→ Vorliegende Passage
_ _ _ _

Unbeirrt arbeitet die 1990 in München geborene Rapperin Ebru Düzgün alias Ebow - was übrigens nicht englisch "Ibo" ausgesprochen wird, sondern eher "Äbo" - seit Jahren an einer deutschen Version von Conscious Rap, also einem lässigeren, schlaueren, politischeren Hip-Hop ohne absurden Konsum-Protz und großflächige Gewaltphantasien. Vieles allerdings klang dabei unterwegs arg gut gemeint und allzu unrund gerappt. Auf ihrem neuen Album "Canê" (Alvozay/Virgin) ist all das nun fast verschwunden und gekrönt wird's auch noch mit dem Song "Prada Bag". Der lässigsten und klügsten Lektion in Hip-Hop-Ideologiekritik am endemischen Klassismus und Rassismus im Lande seit langem. Denn so weit entfernt wie das der brave (weiße) deutsche Conscious-Rap-Fan gerne hätte, will der gute Polit-Rap vom bösen Protz-Rap gar nicht sein.

_ _ _ _

→ Auszüge der Einträge
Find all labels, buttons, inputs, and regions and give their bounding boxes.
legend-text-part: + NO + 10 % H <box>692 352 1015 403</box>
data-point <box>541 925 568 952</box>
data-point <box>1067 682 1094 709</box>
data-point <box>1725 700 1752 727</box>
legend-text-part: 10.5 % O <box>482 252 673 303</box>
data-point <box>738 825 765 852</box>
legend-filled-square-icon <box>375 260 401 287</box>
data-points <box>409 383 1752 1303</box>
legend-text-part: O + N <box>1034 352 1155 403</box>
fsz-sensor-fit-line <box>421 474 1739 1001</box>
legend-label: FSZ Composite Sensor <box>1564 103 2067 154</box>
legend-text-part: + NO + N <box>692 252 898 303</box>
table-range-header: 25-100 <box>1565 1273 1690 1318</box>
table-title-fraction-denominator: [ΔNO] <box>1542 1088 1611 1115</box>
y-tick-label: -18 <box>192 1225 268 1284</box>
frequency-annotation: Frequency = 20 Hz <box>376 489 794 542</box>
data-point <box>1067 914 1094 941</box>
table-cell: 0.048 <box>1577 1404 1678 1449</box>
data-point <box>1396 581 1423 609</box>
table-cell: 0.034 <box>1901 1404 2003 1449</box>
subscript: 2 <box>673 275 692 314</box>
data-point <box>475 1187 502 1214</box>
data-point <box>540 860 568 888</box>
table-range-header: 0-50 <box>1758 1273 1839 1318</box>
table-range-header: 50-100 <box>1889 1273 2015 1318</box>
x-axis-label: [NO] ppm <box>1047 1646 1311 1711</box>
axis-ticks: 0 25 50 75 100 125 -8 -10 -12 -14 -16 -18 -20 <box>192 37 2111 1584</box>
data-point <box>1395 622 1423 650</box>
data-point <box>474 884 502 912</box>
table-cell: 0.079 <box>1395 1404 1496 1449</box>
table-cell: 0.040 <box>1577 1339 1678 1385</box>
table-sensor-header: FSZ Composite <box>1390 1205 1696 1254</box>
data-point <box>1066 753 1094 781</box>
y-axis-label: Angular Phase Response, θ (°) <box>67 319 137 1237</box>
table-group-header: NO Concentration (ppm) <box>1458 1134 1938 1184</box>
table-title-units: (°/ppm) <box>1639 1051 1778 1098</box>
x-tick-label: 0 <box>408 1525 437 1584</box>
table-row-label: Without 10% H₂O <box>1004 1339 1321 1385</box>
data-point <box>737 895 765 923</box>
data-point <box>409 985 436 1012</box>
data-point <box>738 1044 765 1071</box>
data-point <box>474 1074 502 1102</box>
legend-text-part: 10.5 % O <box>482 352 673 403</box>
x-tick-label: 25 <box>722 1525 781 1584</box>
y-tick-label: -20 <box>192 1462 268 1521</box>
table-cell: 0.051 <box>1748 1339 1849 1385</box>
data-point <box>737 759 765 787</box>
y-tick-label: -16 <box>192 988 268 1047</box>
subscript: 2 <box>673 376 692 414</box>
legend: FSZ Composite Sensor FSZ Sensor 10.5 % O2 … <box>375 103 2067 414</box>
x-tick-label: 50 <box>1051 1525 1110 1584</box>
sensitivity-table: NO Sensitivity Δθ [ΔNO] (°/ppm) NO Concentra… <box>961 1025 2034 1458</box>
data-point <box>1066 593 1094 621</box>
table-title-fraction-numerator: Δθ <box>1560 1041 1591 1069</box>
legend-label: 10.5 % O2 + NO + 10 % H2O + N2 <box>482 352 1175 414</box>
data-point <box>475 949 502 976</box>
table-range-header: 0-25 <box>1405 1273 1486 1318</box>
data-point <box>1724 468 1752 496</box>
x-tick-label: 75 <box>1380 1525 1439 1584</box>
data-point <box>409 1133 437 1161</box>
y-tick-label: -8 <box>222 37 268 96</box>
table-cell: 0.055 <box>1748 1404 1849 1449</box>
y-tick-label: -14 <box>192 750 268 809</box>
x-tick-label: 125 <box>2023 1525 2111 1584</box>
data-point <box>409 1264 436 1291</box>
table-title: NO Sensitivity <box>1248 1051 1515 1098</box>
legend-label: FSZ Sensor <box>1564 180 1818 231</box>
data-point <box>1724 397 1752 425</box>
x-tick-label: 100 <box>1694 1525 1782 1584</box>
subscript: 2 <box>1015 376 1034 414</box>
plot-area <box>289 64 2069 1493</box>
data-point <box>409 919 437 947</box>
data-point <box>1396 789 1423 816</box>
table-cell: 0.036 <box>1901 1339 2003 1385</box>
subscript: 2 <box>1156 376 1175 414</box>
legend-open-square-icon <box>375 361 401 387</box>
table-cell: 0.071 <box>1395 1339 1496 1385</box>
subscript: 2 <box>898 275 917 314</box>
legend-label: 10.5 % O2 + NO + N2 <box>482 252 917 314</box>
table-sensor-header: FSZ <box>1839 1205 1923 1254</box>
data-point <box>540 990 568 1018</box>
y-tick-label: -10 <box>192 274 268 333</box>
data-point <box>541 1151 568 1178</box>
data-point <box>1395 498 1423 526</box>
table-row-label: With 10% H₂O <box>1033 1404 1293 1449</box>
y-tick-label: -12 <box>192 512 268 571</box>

_ _ _ _

→ Aufgaben
1. Gib aus der Passage über Ebow den Wortlaut von "Unbeirrt arbeitet die" bis "Protz-Rap gar nicht sein." unverändert wieder.
2. In welcher Stadt wurde Ebru Düzgün laut der Passage über Ebow geboren?

→ Lösungen der Reihe nach
1.
Unbeirrt arbeitet die 1990 in München geborene Rapperin Ebru Düzgün alias Ebow - was übrigens nicht englisch "Ibo" ausgesprochen wird, sondern eher "Äbo" - seit Jahren an einer deutschen Version von Conscious Rap, also einem lässigeren, schlaueren, politischeren Hip-Hop ohne absurden Konsum-Protz und großflächige Gewaltphantasien. Vieles allerdings klang dabei unterwegs arg gut gemeint und allzu unrund gerappt. Auf ihrem neuen Album "Canê" (Alvozay/Virgin) ist all das nun fast verschwunden und gekrönt wird's auch noch mit dem Song "Prada Bag". Der lässigsten und klügsten Lektion in Hip-Hop-Ideologiekritik am endemischen Klassismus und Rassismus im Lande seit langem. Denn so weit entfernt wie das der brave (weiße) deutsche Conscious-Rap-Fan gerne hätte, will der gute Polit-Rap vom bösen Protz-Rap gar nicht sein.

2. In München.